---------- Supplied data

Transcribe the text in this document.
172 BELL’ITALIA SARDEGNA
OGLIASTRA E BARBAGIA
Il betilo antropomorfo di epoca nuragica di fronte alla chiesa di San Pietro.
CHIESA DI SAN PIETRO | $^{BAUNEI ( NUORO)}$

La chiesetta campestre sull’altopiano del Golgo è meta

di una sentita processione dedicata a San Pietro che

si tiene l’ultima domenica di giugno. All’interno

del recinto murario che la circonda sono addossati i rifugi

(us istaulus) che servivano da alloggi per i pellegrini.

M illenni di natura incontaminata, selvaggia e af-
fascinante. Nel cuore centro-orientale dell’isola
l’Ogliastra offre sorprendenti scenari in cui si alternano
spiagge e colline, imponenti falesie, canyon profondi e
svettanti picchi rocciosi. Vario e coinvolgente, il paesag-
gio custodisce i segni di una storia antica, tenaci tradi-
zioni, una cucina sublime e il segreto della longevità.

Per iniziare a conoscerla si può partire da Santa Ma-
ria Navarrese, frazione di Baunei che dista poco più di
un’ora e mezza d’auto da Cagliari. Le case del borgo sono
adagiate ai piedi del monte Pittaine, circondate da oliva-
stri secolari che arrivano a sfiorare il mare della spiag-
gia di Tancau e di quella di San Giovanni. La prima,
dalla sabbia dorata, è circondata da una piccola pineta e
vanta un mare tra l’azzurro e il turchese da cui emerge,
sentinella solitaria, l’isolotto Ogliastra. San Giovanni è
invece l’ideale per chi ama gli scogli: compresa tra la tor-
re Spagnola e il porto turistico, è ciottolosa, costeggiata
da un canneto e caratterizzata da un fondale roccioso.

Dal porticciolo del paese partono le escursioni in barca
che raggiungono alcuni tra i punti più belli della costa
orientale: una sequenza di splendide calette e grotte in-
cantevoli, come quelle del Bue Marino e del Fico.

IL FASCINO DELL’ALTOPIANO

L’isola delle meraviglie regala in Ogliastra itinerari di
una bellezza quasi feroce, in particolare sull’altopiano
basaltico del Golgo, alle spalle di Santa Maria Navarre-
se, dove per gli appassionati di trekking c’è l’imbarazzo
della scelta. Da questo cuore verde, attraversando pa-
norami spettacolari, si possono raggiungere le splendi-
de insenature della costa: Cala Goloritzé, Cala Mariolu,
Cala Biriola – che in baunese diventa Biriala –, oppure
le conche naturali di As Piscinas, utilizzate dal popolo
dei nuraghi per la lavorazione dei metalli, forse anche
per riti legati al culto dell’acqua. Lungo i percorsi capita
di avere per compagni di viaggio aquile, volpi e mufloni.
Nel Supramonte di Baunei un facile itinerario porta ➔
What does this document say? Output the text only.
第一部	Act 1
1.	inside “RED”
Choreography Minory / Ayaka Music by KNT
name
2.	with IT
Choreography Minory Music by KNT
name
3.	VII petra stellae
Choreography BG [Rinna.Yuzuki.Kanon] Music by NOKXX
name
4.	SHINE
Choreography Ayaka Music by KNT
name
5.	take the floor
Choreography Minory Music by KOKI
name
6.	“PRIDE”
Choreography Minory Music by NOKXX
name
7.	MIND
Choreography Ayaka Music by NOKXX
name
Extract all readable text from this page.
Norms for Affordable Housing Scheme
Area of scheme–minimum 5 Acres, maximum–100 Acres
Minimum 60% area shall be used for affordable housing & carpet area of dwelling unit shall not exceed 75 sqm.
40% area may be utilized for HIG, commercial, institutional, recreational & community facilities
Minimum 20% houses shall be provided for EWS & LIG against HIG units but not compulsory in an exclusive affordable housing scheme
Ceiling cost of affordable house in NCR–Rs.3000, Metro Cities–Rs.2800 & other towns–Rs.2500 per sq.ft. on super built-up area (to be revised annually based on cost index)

--------------------

The task
Write out every line from the entries where "NOKXX" appears.

Exercise response
Choreography BG [Rinna.Yuzuki.Kanon] Music by NOKXX
Choreography Minory Music by NOKXX
Choreography Ayaka Music by NOKXX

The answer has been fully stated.